■ **Short task**: Return the records in full, exactly as given.

===============

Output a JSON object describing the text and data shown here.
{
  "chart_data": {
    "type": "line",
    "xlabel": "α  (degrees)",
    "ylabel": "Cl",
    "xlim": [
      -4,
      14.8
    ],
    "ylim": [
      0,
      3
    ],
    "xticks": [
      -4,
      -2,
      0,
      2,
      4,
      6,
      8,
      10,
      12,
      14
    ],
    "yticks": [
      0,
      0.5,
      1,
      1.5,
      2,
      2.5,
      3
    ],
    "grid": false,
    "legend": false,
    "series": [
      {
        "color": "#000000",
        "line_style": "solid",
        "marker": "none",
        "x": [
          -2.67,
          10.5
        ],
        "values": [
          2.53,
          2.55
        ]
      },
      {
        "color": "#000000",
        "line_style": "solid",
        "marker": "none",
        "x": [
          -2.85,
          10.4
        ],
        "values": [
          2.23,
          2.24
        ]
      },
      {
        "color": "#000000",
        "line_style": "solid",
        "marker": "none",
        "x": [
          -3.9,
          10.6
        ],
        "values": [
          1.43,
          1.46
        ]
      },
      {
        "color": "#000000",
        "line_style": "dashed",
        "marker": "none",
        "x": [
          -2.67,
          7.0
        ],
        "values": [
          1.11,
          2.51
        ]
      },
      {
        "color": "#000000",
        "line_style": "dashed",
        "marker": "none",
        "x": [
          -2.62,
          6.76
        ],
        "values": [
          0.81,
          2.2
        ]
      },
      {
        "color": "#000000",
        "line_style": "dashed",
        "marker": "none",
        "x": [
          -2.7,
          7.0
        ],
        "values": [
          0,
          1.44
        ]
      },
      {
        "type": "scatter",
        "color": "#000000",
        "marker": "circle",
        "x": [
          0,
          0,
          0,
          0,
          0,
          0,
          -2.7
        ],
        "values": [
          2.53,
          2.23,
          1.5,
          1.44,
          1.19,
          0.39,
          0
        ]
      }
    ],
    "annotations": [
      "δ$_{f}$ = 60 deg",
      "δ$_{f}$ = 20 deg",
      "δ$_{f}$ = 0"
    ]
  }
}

===============

■ **Exercise output**:
Output a JSON object describing the text and data shown here.
{
  "chart_data": {
    "type": "line",
    "xlabel": "α  (degrees)",
    "ylabel": "Cl",
    "xlim": [
      -4,
      14.8
    ],
    "ylim": [
      0,
      3
    ],
    "xticks": [
      -4,
      -2,
      0,
      2,
      4,
      6,
      8,
      10,
      12,
      14
    ],
    "yticks": [
      0,
      0.5,
      1,
      1.5,
      2,
      2.5,
      3
    ],
    "grid": false,
    "legend": false,
    "series": [
      {
        "color": "#000000",
        "line_style": "solid",
        "marker": "none",
        "x": [
          -2.67,
          10.5
        ],
        "values": [
          2.53,
          2.55
        ]
      },
      {
        "color": "#000000",
        "line_style": "solid",
        "marker": "none",
        "x": [
          -2.85,
          10.4
        ],
        "values": [
          2.23,
          2.24
        ]
      },
      {
        "color": "#000000",
        "line_style": "solid",
        "marker": "none",
        "x": [
          -3.9,
          10.6
        ],
        "values": [
          1.43,
          1.46
        ]
      },
      {
        "color": "#000000",
        "line_style": "dashed",
        "marker": "none",
        "x": [
          -2.67,
          7.0
        ],
        "values": [
          1.11,
          2.51
        ]
      },
      {
        "color": "#000000",
        "line_style": "dashed",
        "marker": "none",
        "x": [
          -2.62,
          6.76
        ],
        "values": [
          0.81,
          2.2
        ]
      },
      {
        "color": "#000000",
        "line_style": "dashed",
        "marker": "none",
        "x": [
          -2.7,
          7.0
        ],
        "values": [
          0,
          1.44
        ]
      },
      {
        "type": "scatter",
        "color": "#000000",
        "marker": "circle",
        "x": [
          0,
          0,
          0,
          0,
          0,
          0,
          -2.7
        ],
        "values": [
          2.53,
          2.23,
          1.5,
          1.44,
          1.19,
          0.39,
          0
        ]
      }
    ],
    "annotations": [
      "δ$_{f}$ = 60 deg",
      "δ$_{f}$ = 20 deg",
      "δ$_{f}$ = 0"
    ]
  }
}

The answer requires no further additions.